Stored items from a collection

▼▼▼

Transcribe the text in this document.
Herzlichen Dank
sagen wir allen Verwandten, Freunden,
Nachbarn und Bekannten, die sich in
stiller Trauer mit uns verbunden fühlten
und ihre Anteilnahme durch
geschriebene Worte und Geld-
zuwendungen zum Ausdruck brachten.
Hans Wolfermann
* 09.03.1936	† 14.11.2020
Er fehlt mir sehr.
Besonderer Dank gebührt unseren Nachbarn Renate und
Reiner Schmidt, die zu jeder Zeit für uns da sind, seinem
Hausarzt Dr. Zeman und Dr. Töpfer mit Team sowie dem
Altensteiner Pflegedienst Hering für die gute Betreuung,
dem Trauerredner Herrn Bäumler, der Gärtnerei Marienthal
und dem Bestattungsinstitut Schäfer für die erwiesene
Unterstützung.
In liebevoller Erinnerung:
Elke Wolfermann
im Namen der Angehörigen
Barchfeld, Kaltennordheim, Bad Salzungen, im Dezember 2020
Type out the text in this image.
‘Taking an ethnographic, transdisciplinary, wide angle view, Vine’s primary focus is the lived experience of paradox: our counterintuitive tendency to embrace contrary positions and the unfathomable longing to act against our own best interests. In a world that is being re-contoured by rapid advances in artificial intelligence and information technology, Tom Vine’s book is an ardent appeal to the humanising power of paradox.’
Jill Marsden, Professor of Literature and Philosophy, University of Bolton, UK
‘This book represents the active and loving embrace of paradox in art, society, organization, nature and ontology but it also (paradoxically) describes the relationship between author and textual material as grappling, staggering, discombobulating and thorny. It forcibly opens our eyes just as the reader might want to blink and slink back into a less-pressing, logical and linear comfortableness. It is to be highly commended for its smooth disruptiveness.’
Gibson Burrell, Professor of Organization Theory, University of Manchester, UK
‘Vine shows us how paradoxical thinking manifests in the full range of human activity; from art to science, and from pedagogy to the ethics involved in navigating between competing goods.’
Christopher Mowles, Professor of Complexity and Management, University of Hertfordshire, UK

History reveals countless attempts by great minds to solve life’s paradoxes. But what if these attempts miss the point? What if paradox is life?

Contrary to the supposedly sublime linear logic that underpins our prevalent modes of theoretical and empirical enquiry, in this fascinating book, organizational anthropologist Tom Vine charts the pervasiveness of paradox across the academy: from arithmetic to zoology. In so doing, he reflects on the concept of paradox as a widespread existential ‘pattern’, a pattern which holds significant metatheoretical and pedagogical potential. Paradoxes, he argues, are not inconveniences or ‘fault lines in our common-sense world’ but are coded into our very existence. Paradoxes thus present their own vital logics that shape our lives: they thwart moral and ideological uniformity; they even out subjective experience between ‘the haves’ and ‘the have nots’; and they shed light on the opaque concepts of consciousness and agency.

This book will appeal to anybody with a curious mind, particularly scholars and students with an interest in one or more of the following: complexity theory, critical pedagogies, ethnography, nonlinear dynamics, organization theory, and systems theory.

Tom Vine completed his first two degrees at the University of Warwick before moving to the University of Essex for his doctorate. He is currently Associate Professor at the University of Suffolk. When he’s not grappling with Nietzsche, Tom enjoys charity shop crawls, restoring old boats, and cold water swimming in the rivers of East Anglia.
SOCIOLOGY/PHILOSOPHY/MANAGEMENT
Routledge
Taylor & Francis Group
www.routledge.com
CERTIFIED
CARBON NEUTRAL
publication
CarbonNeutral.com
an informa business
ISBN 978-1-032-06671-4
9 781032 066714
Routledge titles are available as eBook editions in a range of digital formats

▲▲▲

## Exercise prompt
Copy the lines from the entries above in which the word "appeal" appears.

## Task output
‘Taking an ethnographic, transdisciplinary, wide angle view, Vine’s primary focus is the lived experience of paradox: our counterintuitive tendency to embrace contrary positions and the unfathomable longing to act against our own best interests. In a world that is being re-contoured by rapid advances in artificial intelligence and information technology, Tom Vine’s book is an ardent appeal to the humanising power of paradox.’
This book will appeal to anybody with a curious mind, particularly scholars and students with an interest in one or more of the following: complexity theory, critical pedagogies, ethnography, nonlinear dynamics, organization theory, and systems theory.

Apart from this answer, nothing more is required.